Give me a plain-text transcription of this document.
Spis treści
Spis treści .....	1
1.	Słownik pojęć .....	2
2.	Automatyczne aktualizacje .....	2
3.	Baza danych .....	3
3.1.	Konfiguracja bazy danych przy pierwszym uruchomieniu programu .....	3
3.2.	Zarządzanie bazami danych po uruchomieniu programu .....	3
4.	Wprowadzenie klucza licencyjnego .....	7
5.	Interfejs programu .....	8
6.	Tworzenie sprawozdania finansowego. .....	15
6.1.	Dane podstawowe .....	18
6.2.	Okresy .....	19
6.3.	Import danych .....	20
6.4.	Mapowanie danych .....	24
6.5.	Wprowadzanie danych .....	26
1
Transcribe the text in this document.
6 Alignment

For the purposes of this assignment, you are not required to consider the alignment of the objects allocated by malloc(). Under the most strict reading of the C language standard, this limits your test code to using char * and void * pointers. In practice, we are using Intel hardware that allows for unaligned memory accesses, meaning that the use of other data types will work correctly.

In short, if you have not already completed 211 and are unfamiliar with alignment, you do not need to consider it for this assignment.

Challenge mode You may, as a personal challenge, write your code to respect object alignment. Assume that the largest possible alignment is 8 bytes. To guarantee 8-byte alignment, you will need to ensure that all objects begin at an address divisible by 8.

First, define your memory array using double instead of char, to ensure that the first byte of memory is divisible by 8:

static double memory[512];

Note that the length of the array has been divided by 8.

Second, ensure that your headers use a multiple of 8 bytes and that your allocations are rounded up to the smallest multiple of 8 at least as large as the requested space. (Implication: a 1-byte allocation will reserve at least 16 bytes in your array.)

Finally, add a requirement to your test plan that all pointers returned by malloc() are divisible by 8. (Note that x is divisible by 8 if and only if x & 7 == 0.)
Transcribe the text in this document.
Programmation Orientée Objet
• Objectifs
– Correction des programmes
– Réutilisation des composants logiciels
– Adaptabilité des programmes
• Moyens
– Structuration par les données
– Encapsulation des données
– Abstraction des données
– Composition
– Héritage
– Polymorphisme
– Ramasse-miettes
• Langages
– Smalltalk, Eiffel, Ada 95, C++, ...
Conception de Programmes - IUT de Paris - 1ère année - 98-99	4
- - - - - - -
◆ **WHAT YOU ARE ASKED TO DO**
Reproduce the records above exactly as they appear.

◆ **ANSWER TO THIS TASK**
Give me a plain-text transcription of this document.
Spis treści
Spis treści .....	1
1.	Słownik pojęć .....	2
2.	Automatyczne aktualizacje .....	2
3.	Baza danych .....	3
3.1.	Konfiguracja bazy danych przy pierwszym uruchomieniu programu .....	3
3.2.	Zarządzanie bazami danych po uruchomieniu programu .....	3
4.	Wprowadzenie klucza licencyjnego .....	7
5.	Interfejs programu .....	8
6.	Tworzenie sprawozdania finansowego. .....	15
6.1.	Dane podstawowe .....	18
6.2.	Okresy .....	19
6.3.	Import danych .....	20
6.4.	Mapowanie danych .....	24
6.5.	Wprowadzanie danych .....	26
1
Transcribe the text in this document.
6 Alignment

For the purposes of this assignment, you are not required to consider the alignment of the objects allocated by malloc(). Under the most strict reading of the C language standard, this limits your test code to using char * and void * pointers. In practice, we are using Intel hardware that allows for unaligned memory accesses, meaning that the use of other data types will work correctly.

In short, if you have not already completed 211 and are unfamiliar with alignment, you do not need to consider it for this assignment.

Challenge mode You may, as a personal challenge, write your code to respect object alignment. Assume that the largest possible alignment is 8 bytes. To guarantee 8-byte alignment, you will need to ensure that all objects begin at an address divisible by 8.

First, define your memory array using double instead of char, to ensure that the first byte of memory is divisible by 8:

static double memory[512];

Note that the length of the array has been divided by 8.

Second, ensure that your headers use a multiple of 8 bytes and that your allocations are rounded up to the smallest multiple of 8 at least as large as the requested space. (Implication: a 1-byte allocation will reserve at least 16 bytes in your array.)

Finally, add a requirement to your test plan that all pointers returned by malloc() are divisible by 8. (Note that x is divisible by 8 if and only if x & 7 == 0.)
Transcribe the text in this document.
Programmation Orientée Objet
• Objectifs
– Correction des programmes
– Réutilisation des composants logiciels
– Adaptabilité des programmes
• Moyens
– Structuration par les données
– Encapsulation des données
– Abstraction des données
– Composition
– Héritage
– Polymorphisme
– Ramasse-miettes
• Langages
– Smalltalk, Eiffel, Ada 95, C++, ...
Conception de Programmes - IUT de Paris - 1ère année - 98-99	4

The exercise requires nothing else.